▶ **DATA PROVIDED**

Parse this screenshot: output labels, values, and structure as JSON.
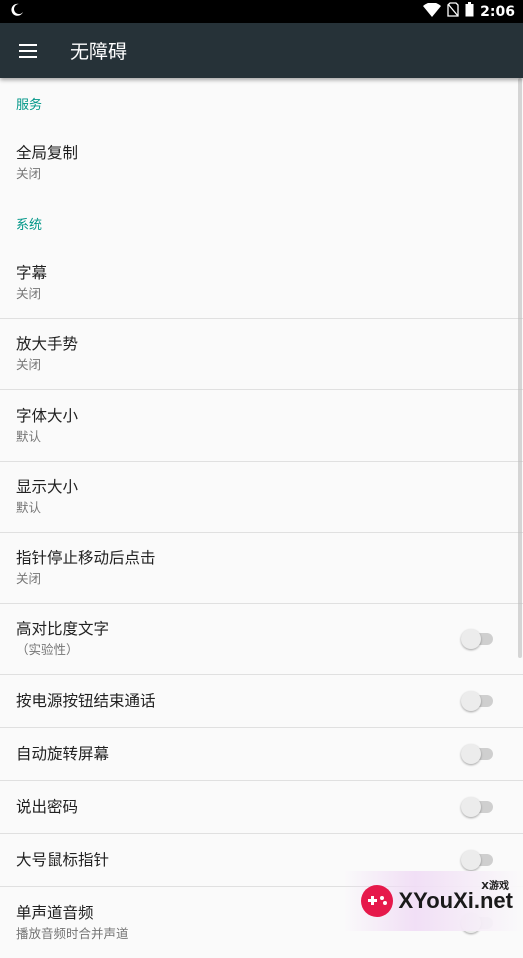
{
  "status_bar": {
    "time": "2:06",
    "icons": [
      "moon-icon",
      "wifi-icon",
      "no-sim-icon",
      "battery-icon"
    ]
  },
  "toolbar": {
    "title": "无障碍",
    "menu_icon": "hamburger-menu-icon"
  },
  "sections": [
    {
      "category": "服务",
      "items": [
        {
          "title": "全局复制",
          "summary": "关闭"
        }
      ]
    },
    {
      "category": "系统",
      "items": [
        {
          "title": "字幕",
          "summary": "关闭"
        },
        {
          "title": "放大手势",
          "summary": "关闭"
        },
        {
          "title": "字体大小",
          "summary": "默认"
        },
        {
          "title": "显示大小",
          "summary": "默认"
        },
        {
          "title": "指针停止移动后点击",
          "summary": "关闭"
        },
        {
          "title": "高对比度文字",
          "summary": "（实验性）",
          "switch": false
        },
        {
          "title": "按电源按钮结束通话",
          "switch": false
        },
        {
          "title": "自动旋转屏幕",
          "switch": false
        },
        {
          "title": "说出密码",
          "switch": false
        },
        {
          "title": "大号鼠标指针",
          "switch": false
        },
        {
          "title": "单声道音频",
          "summary": "播放音频时合并声道",
          "switch": false
        }
      ]
    }
  ],
  "watermark": {
    "text": "XYouXi.net",
    "sub": "X游戏"
  },
  "colors": {
    "toolbar": "#263238",
    "accent": "#009688",
    "status_bar": "#000000"
  }
}
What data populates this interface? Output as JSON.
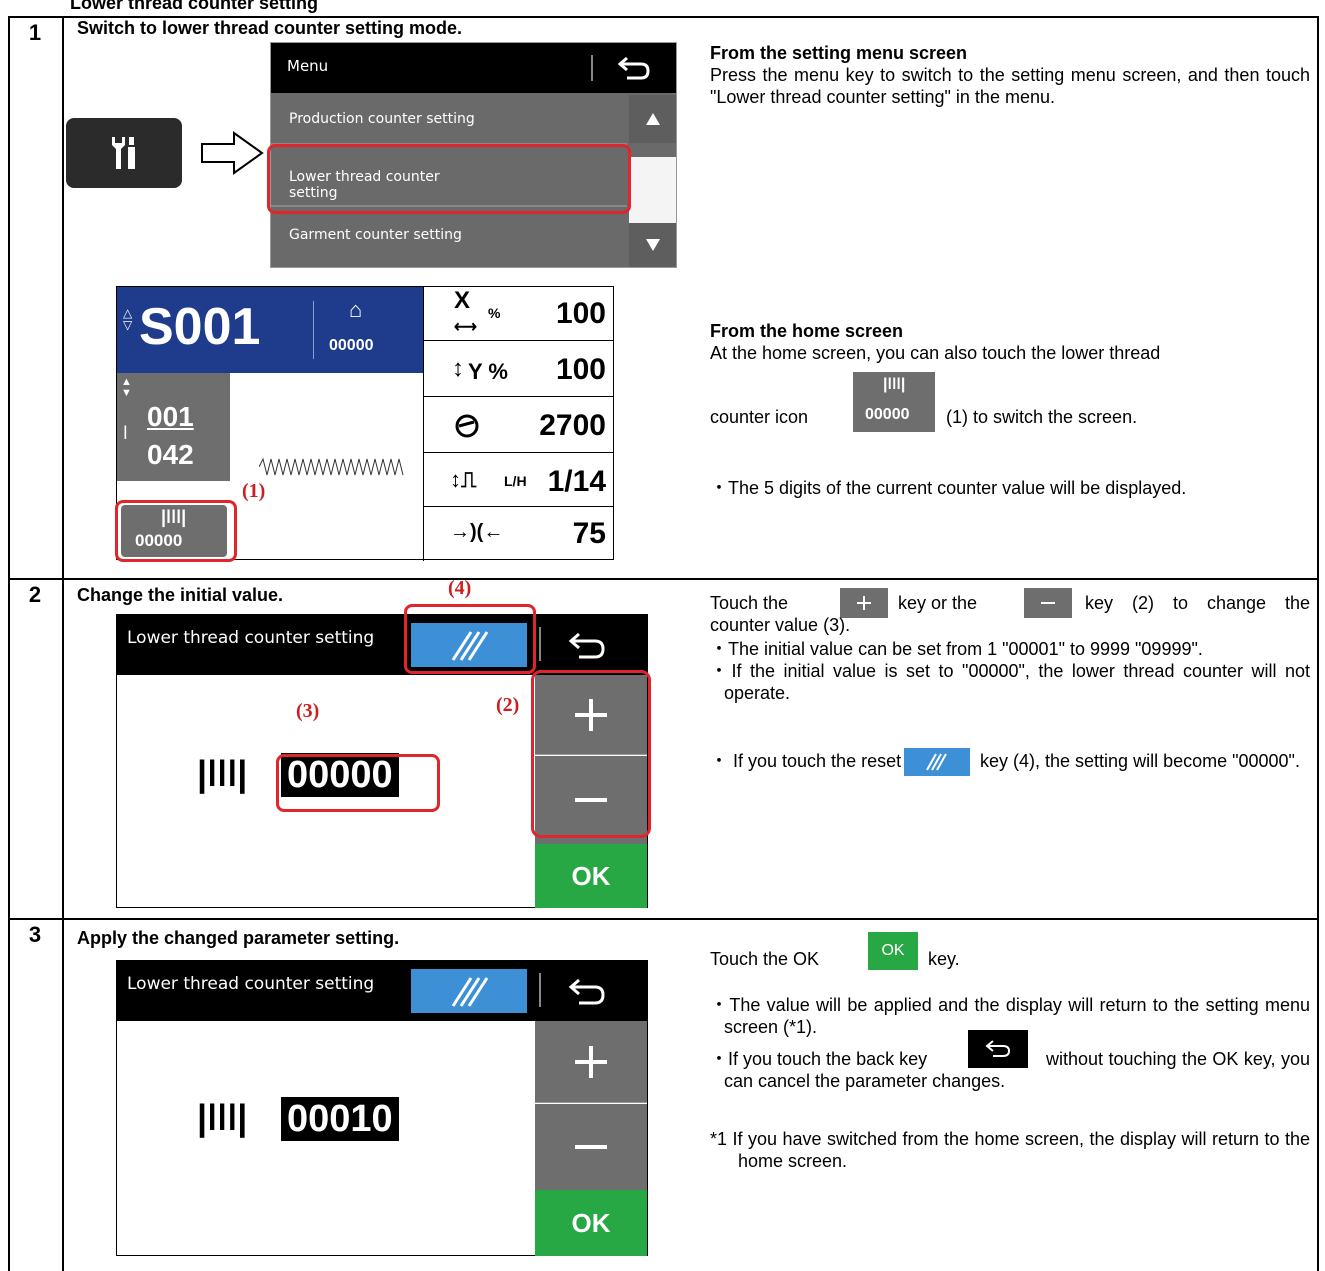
{
  "section_title": "Lower thread counter setting",
  "steps": [
    {
      "num": "1",
      "title": "Switch to lower thread counter setting mode.",
      "menu_screen": {
        "title": "Menu",
        "items": [
          "Production counter setting",
          "Lower thread counter setting",
          "Garment counter setting"
        ]
      },
      "home_screen": {
        "pattern": "S001",
        "garment_count": "00000",
        "stitch_current": "001",
        "stitch_total": "042",
        "lower_count": "00000",
        "x_label": "%",
        "x_value": "100",
        "y_label": "Y %",
        "y_value": "100",
        "speed_value": "2700",
        "lh_label": "L/H",
        "lh_value": "1/14",
        "tension_value": "75"
      },
      "desc_head1": "From the setting menu screen",
      "desc_text1": "Press the menu key to switch to the setting menu screen, and then touch \"Lower thread counter setting\" in the menu.",
      "desc_head2": "From the home screen",
      "desc_text2a": "At the home screen, you can also touch the lower thread",
      "desc_text2b": "counter icon",
      "desc_icon_value": "00000",
      "desc_text2c": "(1) to switch the screen.",
      "desc_note": "・The 5 digits of the current counter value will be displayed.",
      "callout_1": "(1)"
    },
    {
      "num": "2",
      "title": "Change the initial value.",
      "screen_title": "Lower thread counter setting",
      "value": "00000",
      "ok": "OK",
      "callout_2": "(2)",
      "callout_3": "(3)",
      "callout_4": "(4)",
      "desc_a": "Touch the",
      "desc_b": "key or the",
      "desc_c": "key (2) to change the counter value (3).",
      "note1": "・The initial value can be set from 1 \"00001\" to 9999 \"09999\".",
      "note2": "・If the initial value is set to \"00000\", the lower thread counter will not operate.",
      "note3a": "・ If you touch the reset",
      "note3b": "key (4), the setting will become \"00000\"."
    },
    {
      "num": "3",
      "title": "Apply the changed parameter setting.",
      "screen_title": "Lower thread counter setting",
      "value": "00010",
      "ok": "OK",
      "desc_a": "Touch the OK",
      "desc_key": "OK",
      "desc_b": "key.",
      "note1": "・The value will be applied and the display will return to the setting menu screen (*1).",
      "note2a": "・If you touch the back key",
      "note2b": "without touching the OK key, you can cancel the parameter changes.",
      "footnote": "*1 If you have switched from the home screen, the display will return to the home screen."
    }
  ],
  "colors": {
    "accent_blue": "#3d8fd6",
    "ok_green": "#27a844",
    "red": "#e0262b",
    "panel_gray": "#6e6e6e",
    "home_blue": "#1f3c8c"
  }
}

▶ **WHAT YOU ARE ASKED TO DO**
Pick out the lines containing the word "counter" and show them.

▶ **PROBLEM SOLUTION**
  "section_title": "Lower thread counter setting",
      "title": "Switch to lower thread counter setting mode.",
          "Production counter setting",
          "Lower thread counter setting",
          "Garment counter setting"
      "desc_text1": "Press the menu key to switch to the setting menu screen, and then touch \"Lower thread counter setting\" in the menu.",
      "desc_text2b": "counter icon",
      "desc_note": "・The 5 digits of the current counter value will be displayed.",
      "screen_title": "Lower thread counter setting",
      "desc_c": "key (2) to change the counter value (3).",
      "note2": "・If the initial value is set to \"00000\", the lower thread counter will not operate.",
      "screen_title": "Lower thread counter setting",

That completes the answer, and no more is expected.